[Dataset rows about figures]

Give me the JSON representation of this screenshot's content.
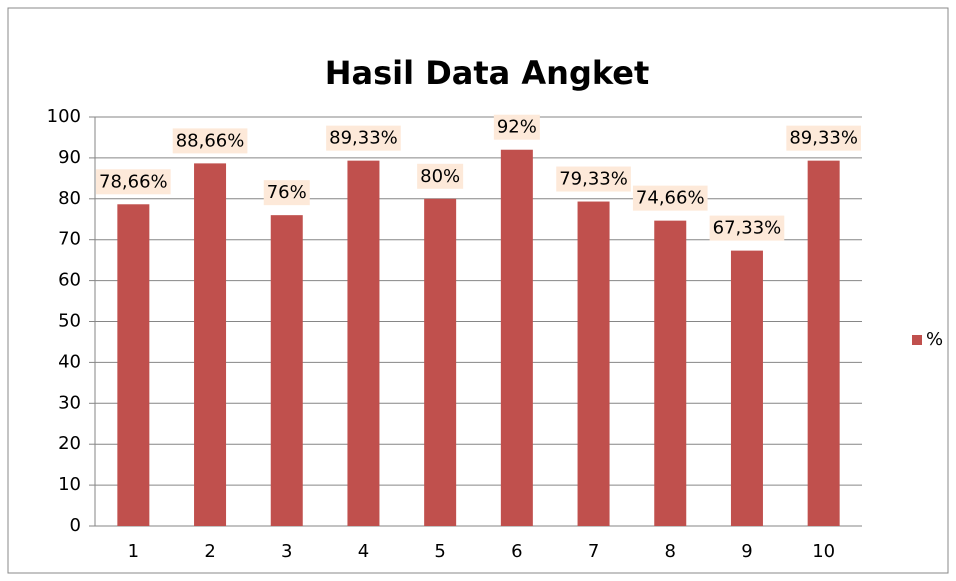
{
  "chart_data": {
    "type": "bar",
    "title": "Hasil Data Angket",
    "categories": [
      "1",
      "2",
      "3",
      "4",
      "5",
      "6",
      "7",
      "8",
      "9",
      "10"
    ],
    "series": [
      {
        "name": "%",
        "color": "#c0504d",
        "values": [
          78.66,
          88.66,
          76,
          89.33,
          80,
          92,
          79.33,
          74.66,
          67.33,
          89.33
        ],
        "value_labels": [
          "78,66%",
          "88,66%",
          "76%",
          "89,33%",
          "80%",
          "92%",
          "79,33%",
          "74,66%",
          "67,33%",
          "89,33%"
        ]
      }
    ],
    "ylim": [
      0,
      100
    ],
    "yticks": [
      0,
      10,
      20,
      30,
      40,
      50,
      60,
      70,
      80,
      90,
      100
    ],
    "grid": true,
    "legend": "right"
  }
}
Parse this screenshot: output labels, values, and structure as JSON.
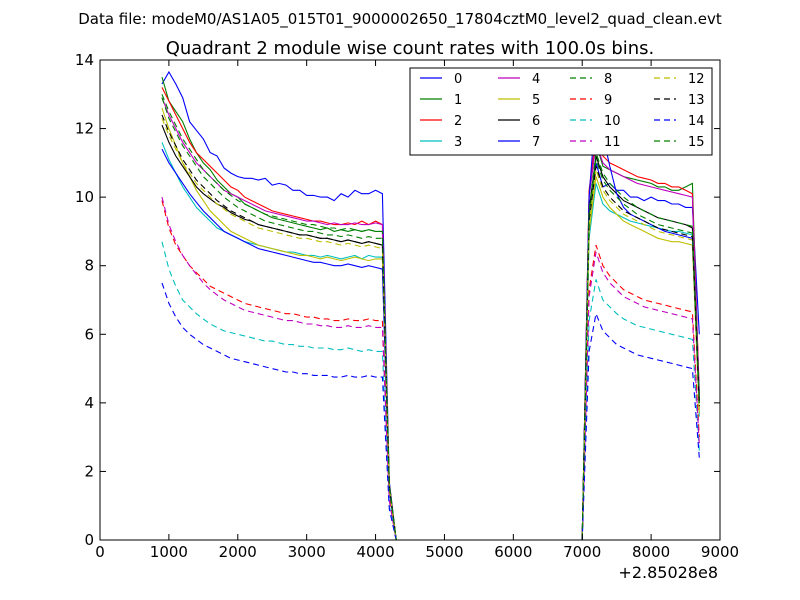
{
  "suptitle": "Data file: modeM0/AS1A05_015T01_9000002650_17804cztM0_level2_quad_clean.evt",
  "chart_data": {
    "type": "line",
    "title": "Quadrant 2 module wise count rates with 100.0s bins.",
    "xlabel": "",
    "ylabel": "",
    "x_offset_label": "+2.85028e8",
    "xlim": [
      0,
      9000
    ],
    "ylim": [
      0,
      14
    ],
    "xticks": [
      "0",
      "1000",
      "2000",
      "3000",
      "4000",
      "5000",
      "6000",
      "7000",
      "8000",
      "9000"
    ],
    "yticks": [
      "0",
      "2",
      "4",
      "6",
      "8",
      "10",
      "12",
      "14"
    ],
    "grid": false,
    "legend_position": "top-right",
    "x": [
      900,
      1000,
      1100,
      1200,
      1300,
      1400,
      1500,
      1600,
      1700,
      1800,
      1900,
      2000,
      2100,
      2200,
      2300,
      2400,
      2500,
      2600,
      2700,
      2800,
      2900,
      3000,
      3100,
      3200,
      3300,
      3400,
      3500,
      3600,
      3700,
      3800,
      3900,
      4000,
      4100,
      4200,
      4300,
      4400,
      7000,
      7100,
      7200,
      7300,
      7400,
      7500,
      7600,
      7700,
      7800,
      7900,
      8000,
      8100,
      8200,
      8300,
      8400,
      8500,
      8600,
      8700
    ],
    "series": [
      {
        "name": "0",
        "color": "#0000ff",
        "dash": "solid",
        "values": [
          13.3,
          13.65,
          13.3,
          12.9,
          12.2,
          11.95,
          11.7,
          11.3,
          11.2,
          10.85,
          10.7,
          10.6,
          10.55,
          10.55,
          10.5,
          10.55,
          10.35,
          10.4,
          10.35,
          10.2,
          10.2,
          10.05,
          10.05,
          10.0,
          10.0,
          9.9,
          10.1,
          10.0,
          10.2,
          10.1,
          10.1,
          10.2,
          10.1,
          1.7,
          0.0,
          0.0,
          0.0,
          9.7,
          11.0,
          10.3,
          10.4,
          10.2,
          10.2,
          10.0,
          10.0,
          9.9,
          10.0,
          9.9,
          9.9,
          9.8,
          9.8,
          9.7,
          9.7,
          6.0
        ]
      },
      {
        "name": "1",
        "color": "#008000",
        "dash": "solid",
        "values": [
          13.5,
          12.8,
          12.5,
          12.2,
          11.7,
          11.3,
          11.0,
          10.8,
          10.5,
          10.3,
          10.1,
          10.0,
          9.8,
          9.7,
          9.6,
          9.5,
          9.4,
          9.35,
          9.3,
          9.25,
          9.2,
          9.15,
          9.1,
          9.05,
          9.1,
          9.0,
          9.05,
          9.0,
          9.05,
          9.0,
          9.05,
          9.0,
          9.0,
          1.65,
          0.0,
          0.0,
          0.0,
          10.0,
          11.6,
          10.9,
          10.8,
          10.7,
          10.6,
          10.55,
          10.5,
          10.45,
          10.4,
          10.3,
          10.3,
          10.2,
          10.2,
          10.3,
          10.4,
          4.1
        ]
      },
      {
        "name": "2",
        "color": "#ff0000",
        "dash": "solid",
        "values": [
          13.2,
          12.8,
          12.4,
          12.0,
          11.6,
          11.3,
          11.1,
          10.9,
          10.7,
          10.5,
          10.3,
          10.2,
          10.0,
          9.9,
          9.8,
          9.7,
          9.6,
          9.55,
          9.5,
          9.45,
          9.4,
          9.35,
          9.3,
          9.3,
          9.25,
          9.2,
          9.2,
          9.25,
          9.2,
          9.3,
          9.2,
          9.3,
          9.2,
          1.6,
          0.0,
          0.0,
          0.0,
          10.2,
          11.8,
          11.2,
          11.0,
          10.9,
          10.8,
          10.7,
          10.6,
          10.55,
          10.5,
          10.4,
          10.4,
          10.3,
          10.3,
          10.2,
          10.1,
          4.3
        ]
      },
      {
        "name": "3",
        "color": "#00bfbf",
        "dash": "solid",
        "values": [
          11.6,
          11.1,
          10.7,
          10.3,
          10.0,
          9.7,
          9.5,
          9.3,
          9.1,
          9.0,
          8.9,
          8.8,
          8.7,
          8.65,
          8.6,
          8.55,
          8.5,
          8.45,
          8.4,
          8.4,
          8.35,
          8.3,
          8.3,
          8.25,
          8.3,
          8.25,
          8.2,
          8.25,
          8.3,
          8.2,
          8.3,
          8.25,
          8.25,
          1.5,
          0.0,
          0.0,
          0.0,
          8.8,
          10.4,
          9.8,
          9.6,
          9.5,
          9.4,
          9.3,
          9.25,
          9.2,
          9.15,
          9.1,
          9.05,
          9.0,
          9.0,
          8.95,
          8.9,
          3.6
        ]
      },
      {
        "name": "4",
        "color": "#bf00bf",
        "dash": "solid",
        "values": [
          12.9,
          12.4,
          12.0,
          11.6,
          11.3,
          11.0,
          10.8,
          10.6,
          10.4,
          10.2,
          10.1,
          10.0,
          9.9,
          9.8,
          9.7,
          9.6,
          9.55,
          9.5,
          9.45,
          9.4,
          9.35,
          9.3,
          9.3,
          9.25,
          9.2,
          9.25,
          9.2,
          9.2,
          9.25,
          9.2,
          9.2,
          9.25,
          9.2,
          1.6,
          0.0,
          0.0,
          0.0,
          10.0,
          11.6,
          11.0,
          10.8,
          10.7,
          10.6,
          10.5,
          10.4,
          10.35,
          10.3,
          10.25,
          10.2,
          10.15,
          10.1,
          10.05,
          10.0,
          4.2
        ]
      },
      {
        "name": "5",
        "color": "#bfbf00",
        "dash": "solid",
        "values": [
          12.6,
          12.0,
          11.5,
          11.0,
          10.6,
          10.2,
          9.9,
          9.6,
          9.4,
          9.2,
          9.0,
          8.9,
          8.8,
          8.7,
          8.6,
          8.55,
          8.5,
          8.45,
          8.4,
          8.35,
          8.3,
          8.3,
          8.25,
          8.2,
          8.25,
          8.2,
          8.15,
          8.2,
          8.25,
          8.2,
          8.15,
          8.2,
          8.2,
          1.5,
          0.0,
          0.0,
          0.0,
          9.0,
          10.6,
          10.0,
          9.7,
          9.5,
          9.3,
          9.2,
          9.1,
          9.0,
          8.9,
          8.8,
          8.75,
          8.7,
          8.7,
          8.65,
          8.6,
          3.7
        ]
      },
      {
        "name": "6",
        "color": "#000000",
        "dash": "solid",
        "values": [
          12.1,
          11.6,
          11.2,
          10.9,
          10.6,
          10.3,
          10.1,
          9.95,
          9.8,
          9.7,
          9.55,
          9.45,
          9.35,
          9.3,
          9.2,
          9.15,
          9.1,
          9.05,
          9.0,
          8.95,
          8.9,
          8.9,
          8.85,
          8.8,
          8.8,
          8.75,
          8.7,
          8.75,
          8.7,
          8.65,
          8.7,
          8.65,
          8.6,
          1.55,
          0.0,
          0.0,
          0.0,
          9.6,
          11.2,
          10.6,
          10.3,
          10.1,
          9.9,
          9.8,
          9.7,
          9.6,
          9.5,
          9.4,
          9.35,
          9.3,
          9.25,
          9.2,
          9.1,
          4.0
        ]
      },
      {
        "name": "7",
        "color": "#0000ff",
        "dash": "solid",
        "values": [
          11.4,
          11.0,
          10.7,
          10.4,
          10.1,
          9.85,
          9.6,
          9.4,
          9.2,
          9.0,
          8.9,
          8.8,
          8.7,
          8.6,
          8.5,
          8.45,
          8.4,
          8.35,
          8.3,
          8.25,
          8.2,
          8.15,
          8.1,
          8.1,
          8.05,
          8.0,
          8.0,
          8.05,
          8.0,
          7.95,
          8.0,
          7.95,
          7.9,
          1.45,
          0.0,
          0.0,
          0.0,
          10.0,
          12.7,
          11.8,
          10.9,
          10.1,
          9.7,
          9.5,
          9.4,
          9.3,
          9.2,
          9.1,
          9.0,
          8.95,
          8.9,
          8.85,
          8.8,
          4.2
        ]
      },
      {
        "name": "8",
        "color": "#008000",
        "dash": "dashed",
        "values": [
          12.9,
          12.3,
          11.9,
          11.5,
          11.2,
          10.9,
          10.6,
          10.4,
          10.2,
          10.0,
          9.85,
          9.7,
          9.6,
          9.5,
          9.4,
          9.3,
          9.25,
          9.2,
          9.15,
          9.1,
          9.05,
          9.0,
          9.0,
          8.95,
          8.9,
          8.9,
          8.85,
          8.9,
          8.85,
          8.8,
          8.85,
          8.8,
          8.8,
          1.55,
          0.0,
          0.0,
          0.0,
          9.4,
          11.1,
          10.5,
          10.2,
          10.0,
          9.8,
          9.65,
          9.5,
          9.4,
          9.3,
          9.2,
          9.15,
          9.1,
          9.05,
          9.0,
          8.95,
          4.0
        ]
      },
      {
        "name": "9",
        "color": "#ff0000",
        "dash": "dashed",
        "values": [
          9.9,
          9.1,
          8.6,
          8.3,
          8.0,
          7.8,
          7.6,
          7.4,
          7.3,
          7.2,
          7.1,
          7.0,
          6.9,
          6.85,
          6.8,
          6.75,
          6.7,
          6.65,
          6.6,
          6.6,
          6.55,
          6.5,
          6.5,
          6.45,
          6.45,
          6.4,
          6.4,
          6.45,
          6.4,
          6.4,
          6.45,
          6.4,
          6.4,
          1.2,
          0.0,
          0.0,
          0.0,
          7.3,
          8.6,
          8.0,
          7.7,
          7.5,
          7.3,
          7.2,
          7.1,
          7.0,
          6.95,
          6.9,
          6.85,
          6.8,
          6.75,
          6.7,
          6.65,
          3.0
        ]
      },
      {
        "name": "10",
        "color": "#00bfbf",
        "dash": "dashed",
        "values": [
          8.7,
          7.9,
          7.4,
          7.0,
          6.8,
          6.6,
          6.45,
          6.3,
          6.2,
          6.1,
          6.05,
          6.0,
          5.95,
          5.9,
          5.85,
          5.8,
          5.8,
          5.75,
          5.7,
          5.7,
          5.65,
          5.65,
          5.6,
          5.6,
          5.6,
          5.55,
          5.55,
          5.6,
          5.55,
          5.5,
          5.55,
          5.5,
          5.5,
          1.0,
          0.0,
          0.0,
          0.0,
          6.4,
          7.6,
          7.0,
          6.8,
          6.6,
          6.45,
          6.35,
          6.25,
          6.2,
          6.15,
          6.1,
          6.05,
          6.0,
          5.95,
          5.9,
          5.85,
          2.6
        ]
      },
      {
        "name": "11",
        "color": "#bf00bf",
        "dash": "dashed",
        "values": [
          10.0,
          9.2,
          8.7,
          8.3,
          8.0,
          7.75,
          7.5,
          7.3,
          7.15,
          7.0,
          6.9,
          6.8,
          6.7,
          6.65,
          6.6,
          6.55,
          6.5,
          6.45,
          6.4,
          6.4,
          6.35,
          6.3,
          6.3,
          6.25,
          6.25,
          6.2,
          6.2,
          6.25,
          6.2,
          6.2,
          6.25,
          6.2,
          6.2,
          1.15,
          0.0,
          0.0,
          0.0,
          7.1,
          8.4,
          7.8,
          7.5,
          7.3,
          7.1,
          7.0,
          6.9,
          6.8,
          6.75,
          6.7,
          6.65,
          6.6,
          6.55,
          6.5,
          6.45,
          2.8
        ]
      },
      {
        "name": "12",
        "color": "#bfbf00",
        "dash": "dashed",
        "values": [
          12.3,
          11.8,
          11.4,
          11.0,
          10.7,
          10.4,
          10.2,
          10.0,
          9.8,
          9.65,
          9.5,
          9.4,
          9.3,
          9.2,
          9.1,
          9.05,
          9.0,
          8.95,
          8.9,
          8.85,
          8.8,
          8.8,
          8.75,
          8.7,
          8.7,
          8.65,
          8.6,
          8.65,
          8.6,
          8.55,
          8.6,
          8.55,
          8.5,
          1.5,
          0.0,
          0.0,
          0.0,
          9.2,
          10.8,
          10.2,
          9.9,
          9.7,
          9.5,
          9.4,
          9.3,
          9.2,
          9.1,
          9.0,
          8.95,
          8.9,
          8.85,
          8.8,
          8.75,
          3.8
        ]
      },
      {
        "name": "13",
        "color": "#000000",
        "dash": "dashed",
        "values": [
          12.4,
          11.9,
          11.5,
          11.1,
          10.8,
          10.5,
          10.3,
          10.1,
          9.9,
          9.75,
          9.6,
          9.5,
          9.4,
          9.3,
          9.2,
          9.15,
          9.1,
          9.05,
          9.0,
          8.95,
          8.9,
          8.9,
          8.85,
          8.8,
          8.8,
          8.75,
          8.7,
          8.75,
          8.7,
          8.65,
          8.7,
          8.65,
          8.6,
          1.55,
          0.0,
          0.0,
          0.0,
          9.3,
          10.9,
          10.3,
          10.0,
          9.8,
          9.6,
          9.5,
          9.4,
          9.3,
          9.2,
          9.1,
          9.05,
          9.0,
          8.95,
          8.9,
          8.85,
          3.9
        ]
      },
      {
        "name": "14",
        "color": "#0000ff",
        "dash": "dashed",
        "values": [
          7.5,
          6.9,
          6.5,
          6.2,
          6.0,
          5.85,
          5.7,
          5.6,
          5.5,
          5.4,
          5.3,
          5.25,
          5.2,
          5.15,
          5.1,
          5.05,
          5.0,
          4.95,
          4.9,
          4.9,
          4.85,
          4.85,
          4.8,
          4.8,
          4.8,
          4.75,
          4.75,
          4.8,
          4.75,
          4.75,
          4.8,
          4.75,
          4.75,
          0.9,
          0.0,
          0.0,
          0.0,
          5.5,
          6.6,
          6.1,
          5.9,
          5.7,
          5.6,
          5.5,
          5.4,
          5.35,
          5.3,
          5.25,
          5.2,
          5.15,
          5.1,
          5.05,
          5.0,
          2.4
        ]
      },
      {
        "name": "15",
        "color": "#008000",
        "dash": "dashed",
        "values": [
          13.0,
          12.5,
          12.1,
          11.7,
          11.4,
          11.1,
          10.8,
          10.6,
          10.4,
          10.2,
          10.05,
          9.9,
          9.8,
          9.7,
          9.6,
          9.5,
          9.45,
          9.4,
          9.35,
          9.3,
          9.25,
          9.2,
          9.2,
          9.15,
          9.1,
          9.1,
          9.05,
          9.1,
          9.05,
          9.0,
          9.05,
          9.0,
          9.0,
          1.6,
          0.0,
          0.0,
          0.0,
          9.6,
          11.3,
          10.7,
          10.4,
          10.2,
          10.0,
          9.85,
          9.7,
          9.6,
          9.5,
          9.4,
          9.35,
          9.3,
          9.25,
          9.2,
          9.15,
          4.1
        ]
      }
    ]
  }
}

Challenge:
Copy out each line of the data containing the string "this".

Finished answer:
Give me the JSON representation of this screenshot's content.
Parse this screenshot: output labels, values, and structure as JSON.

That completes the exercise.